Task instructions – Report how many lines of the listing below include the word "bairros". Give nothing but the number.

Records excerpted from a collection –
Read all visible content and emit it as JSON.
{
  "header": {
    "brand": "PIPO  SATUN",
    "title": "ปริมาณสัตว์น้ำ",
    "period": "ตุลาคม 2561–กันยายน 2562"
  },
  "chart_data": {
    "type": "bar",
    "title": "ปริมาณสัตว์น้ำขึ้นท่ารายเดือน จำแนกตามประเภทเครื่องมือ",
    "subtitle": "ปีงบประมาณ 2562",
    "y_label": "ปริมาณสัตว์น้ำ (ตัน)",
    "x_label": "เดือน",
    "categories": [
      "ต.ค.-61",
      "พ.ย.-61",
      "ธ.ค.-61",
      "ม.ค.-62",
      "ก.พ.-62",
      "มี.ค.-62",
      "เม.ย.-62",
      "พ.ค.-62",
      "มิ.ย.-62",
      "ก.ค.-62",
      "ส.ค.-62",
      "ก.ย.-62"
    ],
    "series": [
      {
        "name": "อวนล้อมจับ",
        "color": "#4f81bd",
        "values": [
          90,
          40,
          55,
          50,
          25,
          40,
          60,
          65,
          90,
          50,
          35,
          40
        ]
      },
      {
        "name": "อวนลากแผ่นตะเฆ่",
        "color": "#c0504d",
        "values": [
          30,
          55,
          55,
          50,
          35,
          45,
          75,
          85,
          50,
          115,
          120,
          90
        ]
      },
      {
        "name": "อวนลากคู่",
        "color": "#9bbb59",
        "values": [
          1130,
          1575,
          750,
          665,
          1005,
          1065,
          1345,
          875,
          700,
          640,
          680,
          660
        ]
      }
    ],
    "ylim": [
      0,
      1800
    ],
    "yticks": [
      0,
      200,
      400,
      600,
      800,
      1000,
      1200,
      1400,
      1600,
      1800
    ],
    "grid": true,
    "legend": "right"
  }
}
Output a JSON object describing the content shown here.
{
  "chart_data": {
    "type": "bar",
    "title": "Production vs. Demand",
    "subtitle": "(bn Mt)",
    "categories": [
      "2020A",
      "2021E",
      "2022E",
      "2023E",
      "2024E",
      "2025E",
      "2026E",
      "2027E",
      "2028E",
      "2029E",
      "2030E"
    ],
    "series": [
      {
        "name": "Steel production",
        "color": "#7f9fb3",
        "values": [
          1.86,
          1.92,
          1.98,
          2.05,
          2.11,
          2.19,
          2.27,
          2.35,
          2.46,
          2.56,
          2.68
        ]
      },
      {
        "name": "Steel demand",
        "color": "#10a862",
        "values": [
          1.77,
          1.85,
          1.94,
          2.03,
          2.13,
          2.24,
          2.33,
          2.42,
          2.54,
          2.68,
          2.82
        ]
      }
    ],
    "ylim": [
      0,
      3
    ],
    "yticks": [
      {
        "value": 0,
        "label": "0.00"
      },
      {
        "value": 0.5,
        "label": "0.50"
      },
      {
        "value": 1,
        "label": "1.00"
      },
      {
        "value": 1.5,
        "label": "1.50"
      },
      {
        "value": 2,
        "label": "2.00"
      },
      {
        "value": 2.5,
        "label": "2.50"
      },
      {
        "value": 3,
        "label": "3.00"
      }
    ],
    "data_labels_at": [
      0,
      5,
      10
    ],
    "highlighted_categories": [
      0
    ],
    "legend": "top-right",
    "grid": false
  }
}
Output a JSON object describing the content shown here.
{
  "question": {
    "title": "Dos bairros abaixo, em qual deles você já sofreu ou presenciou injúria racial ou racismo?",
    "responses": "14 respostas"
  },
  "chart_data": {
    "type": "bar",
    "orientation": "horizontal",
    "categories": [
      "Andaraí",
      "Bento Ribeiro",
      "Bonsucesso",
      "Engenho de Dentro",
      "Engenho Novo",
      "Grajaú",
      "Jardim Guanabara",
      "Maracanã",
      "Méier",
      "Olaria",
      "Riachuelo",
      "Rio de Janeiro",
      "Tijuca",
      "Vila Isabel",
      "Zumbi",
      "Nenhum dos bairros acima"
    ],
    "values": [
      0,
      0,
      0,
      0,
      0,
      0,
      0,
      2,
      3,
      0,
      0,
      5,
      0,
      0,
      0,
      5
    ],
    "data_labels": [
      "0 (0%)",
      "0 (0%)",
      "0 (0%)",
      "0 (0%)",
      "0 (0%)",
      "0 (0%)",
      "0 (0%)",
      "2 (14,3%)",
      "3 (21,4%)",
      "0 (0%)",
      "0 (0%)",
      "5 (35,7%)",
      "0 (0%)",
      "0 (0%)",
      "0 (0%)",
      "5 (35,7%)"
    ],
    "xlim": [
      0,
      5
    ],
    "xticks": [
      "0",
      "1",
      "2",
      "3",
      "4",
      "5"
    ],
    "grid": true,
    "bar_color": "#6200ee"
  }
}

Solution – 2